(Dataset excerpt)
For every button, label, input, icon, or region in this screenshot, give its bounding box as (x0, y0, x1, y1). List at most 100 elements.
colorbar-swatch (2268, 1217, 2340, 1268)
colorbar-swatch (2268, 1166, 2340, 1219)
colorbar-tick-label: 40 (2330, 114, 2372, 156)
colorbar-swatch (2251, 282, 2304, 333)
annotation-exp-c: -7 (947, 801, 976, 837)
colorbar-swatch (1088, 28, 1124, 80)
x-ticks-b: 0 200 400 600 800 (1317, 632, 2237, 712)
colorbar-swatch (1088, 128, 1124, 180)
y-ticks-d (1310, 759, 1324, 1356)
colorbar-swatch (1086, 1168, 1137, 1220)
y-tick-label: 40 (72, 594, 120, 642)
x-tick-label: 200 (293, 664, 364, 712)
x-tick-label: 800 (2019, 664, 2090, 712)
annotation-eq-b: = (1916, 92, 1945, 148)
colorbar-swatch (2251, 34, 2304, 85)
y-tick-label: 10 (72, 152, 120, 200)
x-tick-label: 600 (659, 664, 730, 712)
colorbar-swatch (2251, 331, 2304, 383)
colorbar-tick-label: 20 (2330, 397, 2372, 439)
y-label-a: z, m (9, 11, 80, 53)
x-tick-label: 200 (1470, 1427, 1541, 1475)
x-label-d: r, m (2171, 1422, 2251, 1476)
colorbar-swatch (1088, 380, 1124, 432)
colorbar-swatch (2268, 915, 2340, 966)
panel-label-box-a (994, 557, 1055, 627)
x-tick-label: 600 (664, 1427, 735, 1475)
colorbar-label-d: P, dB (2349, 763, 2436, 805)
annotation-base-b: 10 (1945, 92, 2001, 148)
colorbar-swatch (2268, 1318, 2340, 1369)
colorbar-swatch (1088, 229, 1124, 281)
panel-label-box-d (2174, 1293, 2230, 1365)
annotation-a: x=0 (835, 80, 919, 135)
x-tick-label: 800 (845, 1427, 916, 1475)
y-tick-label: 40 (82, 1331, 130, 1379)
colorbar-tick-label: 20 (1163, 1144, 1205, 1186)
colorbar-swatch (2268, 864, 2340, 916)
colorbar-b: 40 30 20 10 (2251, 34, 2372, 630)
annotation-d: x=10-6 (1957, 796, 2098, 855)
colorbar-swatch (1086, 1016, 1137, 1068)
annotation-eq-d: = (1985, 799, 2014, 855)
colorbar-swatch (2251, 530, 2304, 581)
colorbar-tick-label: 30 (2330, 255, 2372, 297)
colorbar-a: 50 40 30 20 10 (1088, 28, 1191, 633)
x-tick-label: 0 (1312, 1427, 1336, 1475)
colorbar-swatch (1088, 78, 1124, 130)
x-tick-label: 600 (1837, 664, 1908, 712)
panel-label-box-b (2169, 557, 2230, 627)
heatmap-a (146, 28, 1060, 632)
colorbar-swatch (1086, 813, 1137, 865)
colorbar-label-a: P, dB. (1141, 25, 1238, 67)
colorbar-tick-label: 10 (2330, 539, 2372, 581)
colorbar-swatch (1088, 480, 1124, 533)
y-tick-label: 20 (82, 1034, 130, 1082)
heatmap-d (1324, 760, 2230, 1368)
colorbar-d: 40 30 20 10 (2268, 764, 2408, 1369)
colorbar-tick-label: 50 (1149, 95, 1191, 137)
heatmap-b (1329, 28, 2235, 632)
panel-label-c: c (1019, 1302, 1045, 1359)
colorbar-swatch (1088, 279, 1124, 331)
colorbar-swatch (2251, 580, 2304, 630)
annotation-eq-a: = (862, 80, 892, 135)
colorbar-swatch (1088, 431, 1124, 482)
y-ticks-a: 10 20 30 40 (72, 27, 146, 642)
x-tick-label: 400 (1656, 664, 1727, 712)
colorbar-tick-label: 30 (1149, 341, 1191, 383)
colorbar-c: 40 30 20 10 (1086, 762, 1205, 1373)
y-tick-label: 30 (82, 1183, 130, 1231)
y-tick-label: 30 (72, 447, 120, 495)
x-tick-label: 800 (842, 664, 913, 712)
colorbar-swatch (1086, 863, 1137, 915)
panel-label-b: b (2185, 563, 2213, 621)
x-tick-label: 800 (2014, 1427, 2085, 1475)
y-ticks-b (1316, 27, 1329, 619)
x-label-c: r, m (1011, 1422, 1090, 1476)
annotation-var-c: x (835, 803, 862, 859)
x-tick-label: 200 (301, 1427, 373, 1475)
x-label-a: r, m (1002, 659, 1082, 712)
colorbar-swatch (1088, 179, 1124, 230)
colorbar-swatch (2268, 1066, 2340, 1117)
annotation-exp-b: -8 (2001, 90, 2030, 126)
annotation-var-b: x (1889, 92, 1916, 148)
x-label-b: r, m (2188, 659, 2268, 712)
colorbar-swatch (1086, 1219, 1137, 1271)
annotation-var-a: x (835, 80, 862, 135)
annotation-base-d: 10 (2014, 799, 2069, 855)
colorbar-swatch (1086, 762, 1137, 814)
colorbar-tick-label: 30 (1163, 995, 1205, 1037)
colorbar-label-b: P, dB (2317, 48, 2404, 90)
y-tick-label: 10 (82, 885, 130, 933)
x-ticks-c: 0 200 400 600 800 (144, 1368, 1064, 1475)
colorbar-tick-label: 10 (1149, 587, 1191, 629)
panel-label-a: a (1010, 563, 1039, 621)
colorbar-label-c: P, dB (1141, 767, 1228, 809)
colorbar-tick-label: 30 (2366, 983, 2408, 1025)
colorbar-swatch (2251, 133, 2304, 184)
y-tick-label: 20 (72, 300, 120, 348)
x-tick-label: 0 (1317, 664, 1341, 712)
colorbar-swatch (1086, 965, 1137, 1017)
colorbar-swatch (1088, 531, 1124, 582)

Problem to solve -
Copy out these records line for line, all of them, keeping every character as it stands.

The result -
For every button, label, input, icon, or region in this screenshot, give its bounding box as (x0, y0, x1, y1). List at most 100 elements.
colorbar-swatch (2268, 1217, 2340, 1268)
colorbar-swatch (2268, 1166, 2340, 1219)
colorbar-tick-label: 40 (2330, 114, 2372, 156)
colorbar-swatch (2251, 282, 2304, 333)
annotation-exp-c: -7 (947, 801, 976, 837)
colorbar-swatch (1088, 28, 1124, 80)
x-ticks-b: 0 200 400 600 800 (1317, 632, 2237, 712)
colorbar-swatch (1088, 128, 1124, 180)
y-ticks-d (1310, 759, 1324, 1356)
colorbar-swatch (1086, 1168, 1137, 1220)
y-tick-label: 40 (72, 594, 120, 642)
x-tick-label: 200 (293, 664, 364, 712)
x-tick-label: 800 (2019, 664, 2090, 712)
annotation-eq-b: = (1916, 92, 1945, 148)
colorbar-swatch (2251, 34, 2304, 85)
y-tick-label: 10 (72, 152, 120, 200)
x-tick-label: 600 (659, 664, 730, 712)
colorbar-swatch (2251, 331, 2304, 383)
colorbar-tick-label: 20 (2330, 397, 2372, 439)
y-label-a: z, m (9, 11, 80, 53)
x-tick-label: 200 (1470, 1427, 1541, 1475)
x-label-d: r, m (2171, 1422, 2251, 1476)
colorbar-swatch (1088, 380, 1124, 432)
colorbar-swatch (2268, 915, 2340, 966)
panel-label-box-a (994, 557, 1055, 627)
x-tick-label: 600 (664, 1427, 735, 1475)
colorbar-label-d: P, dB (2349, 763, 2436, 805)
annotation-base-b: 10 (1945, 92, 2001, 148)
colorbar-swatch (2268, 1318, 2340, 1369)
colorbar-swatch (1088, 229, 1124, 281)
panel-label-box-d (2174, 1293, 2230, 1365)
annotation-a: x=0 (835, 80, 919, 135)
x-tick-label: 800 (845, 1427, 916, 1475)
y-tick-label: 40 (82, 1331, 130, 1379)
colorbar-tick-label: 20 (1163, 1144, 1205, 1186)
colorbar-swatch (2268, 864, 2340, 916)
colorbar-b: 40 30 20 10 (2251, 34, 2372, 630)
annotation-d: x=10-6 (1957, 796, 2098, 855)
colorbar-swatch (1086, 1016, 1137, 1068)
annotation-eq-d: = (1985, 799, 2014, 855)
colorbar-swatch (2251, 530, 2304, 581)
colorbar-tick-label: 30 (2330, 255, 2372, 297)
colorbar-a: 50 40 30 20 10 (1088, 28, 1191, 633)
x-tick-label: 0 (1312, 1427, 1336, 1475)
colorbar-swatch (1088, 78, 1124, 130)
x-tick-label: 600 (1837, 664, 1908, 712)
panel-label-box-b (2169, 557, 2230, 627)
heatmap-a (146, 28, 1060, 632)
colorbar-swatch (1086, 813, 1137, 865)
colorbar-label-a: P, dB. (1141, 25, 1238, 67)
colorbar-tick-label: 10 (2330, 539, 2372, 581)
colorbar-swatch (1088, 480, 1124, 533)
y-tick-label: 20 (82, 1034, 130, 1082)
heatmap-d (1324, 760, 2230, 1368)
colorbar-d: 40 30 20 10 (2268, 764, 2408, 1369)
colorbar-tick-label: 50 (1149, 95, 1191, 137)
heatmap-b (1329, 28, 2235, 632)
panel-label-c: c (1019, 1302, 1045, 1359)
colorbar-swatch (1088, 279, 1124, 331)
colorbar-swatch (2251, 580, 2304, 630)
annotation-eq-a: = (862, 80, 892, 135)
colorbar-swatch (1088, 431, 1124, 482)
y-ticks-a: 10 20 30 40 (72, 27, 146, 642)
x-tick-label: 400 (1656, 664, 1727, 712)
colorbar-tick-label: 30 (1149, 341, 1191, 383)
colorbar-c: 40 30 20 10 (1086, 762, 1205, 1373)
y-tick-label: 30 (82, 1183, 130, 1231)
y-tick-label: 30 (72, 447, 120, 495)
x-tick-label: 800 (842, 664, 913, 712)
colorbar-swatch (1086, 863, 1137, 915)
panel-label-b: b (2185, 563, 2213, 621)
x-tick-label: 800 (2014, 1427, 2085, 1475)
y-ticks-b (1316, 27, 1329, 619)
x-label-c: r, m (1011, 1422, 1090, 1476)
annotation-var-c: x (835, 803, 862, 859)
x-tick-label: 200 (301, 1427, 373, 1475)
x-label-a: r, m (1002, 659, 1082, 712)
colorbar-swatch (1088, 179, 1124, 230)
colorbar-swatch (2268, 1066, 2340, 1117)
annotation-exp-b: -8 (2001, 90, 2030, 126)
annotation-var-b: x (1889, 92, 1916, 148)
x-label-b: r, m (2188, 659, 2268, 712)
colorbar-swatch (1086, 1219, 1137, 1271)
annotation-var-a: x (835, 80, 862, 135)
annotation-base-d: 10 (2014, 799, 2069, 855)
colorbar-swatch (1086, 762, 1137, 814)
colorbar-tick-label: 30 (1163, 995, 1205, 1037)
colorbar-label-b: P, dB (2317, 48, 2404, 90)
y-tick-label: 10 (82, 885, 130, 933)
x-ticks-c: 0 200 400 600 800 (144, 1368, 1064, 1475)
colorbar-tick-label: 10 (1149, 587, 1191, 629)
panel-label-a: a (1010, 563, 1039, 621)
colorbar-label-c: P, dB (1141, 767, 1228, 809)
colorbar-tick-label: 30 (2366, 983, 2408, 1025)
colorbar-swatch (2251, 133, 2304, 184)
y-tick-label: 20 (72, 300, 120, 348)
x-tick-label: 0 (1317, 664, 1341, 712)
colorbar-swatch (1086, 965, 1137, 1017)
colorbar-swatch (1088, 531, 1124, 582)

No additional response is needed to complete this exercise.